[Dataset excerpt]
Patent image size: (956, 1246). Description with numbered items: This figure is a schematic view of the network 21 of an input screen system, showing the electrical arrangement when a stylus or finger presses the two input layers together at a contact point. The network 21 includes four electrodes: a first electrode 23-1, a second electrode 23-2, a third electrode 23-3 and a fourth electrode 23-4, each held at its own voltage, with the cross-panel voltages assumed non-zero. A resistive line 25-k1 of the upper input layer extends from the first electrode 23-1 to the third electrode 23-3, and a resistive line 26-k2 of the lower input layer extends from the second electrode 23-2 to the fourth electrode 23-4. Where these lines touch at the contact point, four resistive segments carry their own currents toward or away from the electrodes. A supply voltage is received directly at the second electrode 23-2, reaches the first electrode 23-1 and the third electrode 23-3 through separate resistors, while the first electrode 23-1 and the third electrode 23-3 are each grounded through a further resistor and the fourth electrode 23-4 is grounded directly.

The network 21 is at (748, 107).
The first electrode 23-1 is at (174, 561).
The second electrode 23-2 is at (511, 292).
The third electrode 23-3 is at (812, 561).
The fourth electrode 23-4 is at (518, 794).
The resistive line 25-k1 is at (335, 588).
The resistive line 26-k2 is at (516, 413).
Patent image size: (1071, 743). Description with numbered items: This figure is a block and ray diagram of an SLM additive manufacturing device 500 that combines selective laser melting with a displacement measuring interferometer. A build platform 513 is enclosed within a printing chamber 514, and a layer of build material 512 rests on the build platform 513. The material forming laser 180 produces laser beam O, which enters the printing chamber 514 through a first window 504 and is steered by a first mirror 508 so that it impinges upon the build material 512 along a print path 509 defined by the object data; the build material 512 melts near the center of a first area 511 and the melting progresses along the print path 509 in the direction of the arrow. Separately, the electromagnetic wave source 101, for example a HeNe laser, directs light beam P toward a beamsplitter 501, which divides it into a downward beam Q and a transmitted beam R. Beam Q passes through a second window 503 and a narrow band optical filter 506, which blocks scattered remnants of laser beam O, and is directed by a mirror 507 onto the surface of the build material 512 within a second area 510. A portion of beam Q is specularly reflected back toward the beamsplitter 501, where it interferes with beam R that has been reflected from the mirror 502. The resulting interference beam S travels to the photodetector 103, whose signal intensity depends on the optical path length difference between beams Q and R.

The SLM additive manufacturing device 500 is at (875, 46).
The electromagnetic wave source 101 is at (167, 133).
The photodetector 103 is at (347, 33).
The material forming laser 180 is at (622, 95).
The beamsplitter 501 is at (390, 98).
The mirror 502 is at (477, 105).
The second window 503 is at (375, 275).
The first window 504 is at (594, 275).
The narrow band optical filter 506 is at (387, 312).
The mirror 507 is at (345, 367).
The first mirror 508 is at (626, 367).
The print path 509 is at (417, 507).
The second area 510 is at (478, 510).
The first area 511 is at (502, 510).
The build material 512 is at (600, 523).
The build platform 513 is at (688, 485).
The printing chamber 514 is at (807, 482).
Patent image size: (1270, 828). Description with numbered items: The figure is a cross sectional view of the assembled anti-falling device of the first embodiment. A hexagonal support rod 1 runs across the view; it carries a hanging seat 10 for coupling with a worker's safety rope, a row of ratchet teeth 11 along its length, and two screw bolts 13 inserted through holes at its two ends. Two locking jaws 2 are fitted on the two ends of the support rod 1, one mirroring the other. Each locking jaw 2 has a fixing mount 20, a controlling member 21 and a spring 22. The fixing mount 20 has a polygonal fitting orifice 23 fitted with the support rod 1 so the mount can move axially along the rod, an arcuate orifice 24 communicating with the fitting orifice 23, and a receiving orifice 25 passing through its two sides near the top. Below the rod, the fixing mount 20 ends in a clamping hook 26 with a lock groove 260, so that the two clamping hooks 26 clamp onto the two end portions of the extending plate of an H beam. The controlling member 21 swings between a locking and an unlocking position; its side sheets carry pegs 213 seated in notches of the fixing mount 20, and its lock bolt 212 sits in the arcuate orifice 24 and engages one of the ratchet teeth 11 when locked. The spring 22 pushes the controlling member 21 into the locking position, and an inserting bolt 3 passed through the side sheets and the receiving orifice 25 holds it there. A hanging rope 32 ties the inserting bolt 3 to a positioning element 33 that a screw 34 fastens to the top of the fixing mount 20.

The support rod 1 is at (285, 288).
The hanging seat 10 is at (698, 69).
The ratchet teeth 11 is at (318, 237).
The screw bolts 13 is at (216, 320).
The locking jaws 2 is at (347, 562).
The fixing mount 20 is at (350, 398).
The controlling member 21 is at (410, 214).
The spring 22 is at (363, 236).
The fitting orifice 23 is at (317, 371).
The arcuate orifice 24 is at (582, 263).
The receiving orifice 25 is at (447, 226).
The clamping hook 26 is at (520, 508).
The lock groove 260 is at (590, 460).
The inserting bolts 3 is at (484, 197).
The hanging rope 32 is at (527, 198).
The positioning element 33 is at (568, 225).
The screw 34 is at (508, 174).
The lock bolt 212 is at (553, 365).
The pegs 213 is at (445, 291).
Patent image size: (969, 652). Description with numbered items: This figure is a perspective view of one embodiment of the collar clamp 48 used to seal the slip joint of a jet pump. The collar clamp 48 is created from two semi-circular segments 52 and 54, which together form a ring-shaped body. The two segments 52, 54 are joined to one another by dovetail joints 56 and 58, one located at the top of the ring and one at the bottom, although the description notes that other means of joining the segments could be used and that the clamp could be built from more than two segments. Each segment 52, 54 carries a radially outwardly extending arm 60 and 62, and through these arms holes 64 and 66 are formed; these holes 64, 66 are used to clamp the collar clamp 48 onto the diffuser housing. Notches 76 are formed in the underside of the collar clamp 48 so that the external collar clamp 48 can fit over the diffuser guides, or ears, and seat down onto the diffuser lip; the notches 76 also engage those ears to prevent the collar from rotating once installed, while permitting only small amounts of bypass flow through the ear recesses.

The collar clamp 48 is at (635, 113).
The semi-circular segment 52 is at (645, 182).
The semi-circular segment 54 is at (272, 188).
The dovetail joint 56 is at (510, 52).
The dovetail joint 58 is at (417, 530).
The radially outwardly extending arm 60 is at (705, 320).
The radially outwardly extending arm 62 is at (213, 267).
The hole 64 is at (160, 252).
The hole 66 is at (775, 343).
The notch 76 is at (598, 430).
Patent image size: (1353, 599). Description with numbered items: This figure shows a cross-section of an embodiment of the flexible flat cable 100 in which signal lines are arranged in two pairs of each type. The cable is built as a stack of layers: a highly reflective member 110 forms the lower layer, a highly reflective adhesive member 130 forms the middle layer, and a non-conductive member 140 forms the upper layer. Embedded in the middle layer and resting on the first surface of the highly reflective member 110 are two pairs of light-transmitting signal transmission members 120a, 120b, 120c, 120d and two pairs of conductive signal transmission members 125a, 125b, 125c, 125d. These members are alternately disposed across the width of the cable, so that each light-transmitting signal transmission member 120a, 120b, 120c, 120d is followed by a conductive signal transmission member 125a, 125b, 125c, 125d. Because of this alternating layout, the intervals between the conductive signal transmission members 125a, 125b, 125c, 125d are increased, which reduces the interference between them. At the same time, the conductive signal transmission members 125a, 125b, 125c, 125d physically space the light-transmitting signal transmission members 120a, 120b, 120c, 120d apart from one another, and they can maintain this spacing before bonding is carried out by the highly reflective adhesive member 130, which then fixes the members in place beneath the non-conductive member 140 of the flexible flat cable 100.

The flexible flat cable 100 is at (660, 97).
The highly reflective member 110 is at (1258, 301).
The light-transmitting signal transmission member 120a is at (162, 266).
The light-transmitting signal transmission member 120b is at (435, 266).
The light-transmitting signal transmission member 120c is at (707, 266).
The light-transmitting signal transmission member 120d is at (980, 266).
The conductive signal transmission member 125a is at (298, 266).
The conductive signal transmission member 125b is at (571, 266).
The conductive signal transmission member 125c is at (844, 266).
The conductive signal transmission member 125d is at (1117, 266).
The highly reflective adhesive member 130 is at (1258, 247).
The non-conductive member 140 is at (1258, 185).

(What to produce): Transcribe without alteration the lines from the line with "Patent image size: (1353, 599)." to the line with "The light-transmitting signal transmission member 120b", including both of those lines.

(The solution):
Patent image size: (1353, 599). Description with numbered items: This figure shows a cross-section of an embodiment of the flexible flat cable 100 in which signal lines are arranged in two pairs of each type. The cable is built as a stack of layers: a highly reflective member 110 forms the lower layer, a highly reflective adhesive member 130 forms the middle layer, and a non-conductive member 140 forms the upper layer. Embedded in the middle layer and resting on the first surface of the highly reflective member 110 are two pairs of light-transmitting signal transmission members 120a, 120b, 120c, 120d and two pairs of conductive signal transmission members 125a, 125b, 125c, 125d. These members are alternately disposed across the width of the cable, so that each light-transmitting signal transmission member 120a, 120b, 120c, 120d is followed by a conductive signal transmission member 125a, 125b, 125c, 125d. Because of this alternating layout, the intervals between the conductive signal transmission members 125a, 125b, 125c, 125d are increased, which reduces the interference between them. At the same time, the conductive signal transmission members 125a, 125b, 125c, 125d physically space the light-transmitting signal transmission members 120a, 120b, 120c, 120d apart from one another, and they can maintain this spacing before bonding is carried out by the highly reflective adhesive member 130, which then fixes the members in place beneath the non-conductive member 140 of the flexible flat cable 100.

The flexible flat cable 100 is at (660, 97).
The highly reflective member 110 is at (1258, 301).
The light-transmitting signal transmission member 120a is at (162, 266).
The light-transmitting signal transmission member 120b is at (435, 266).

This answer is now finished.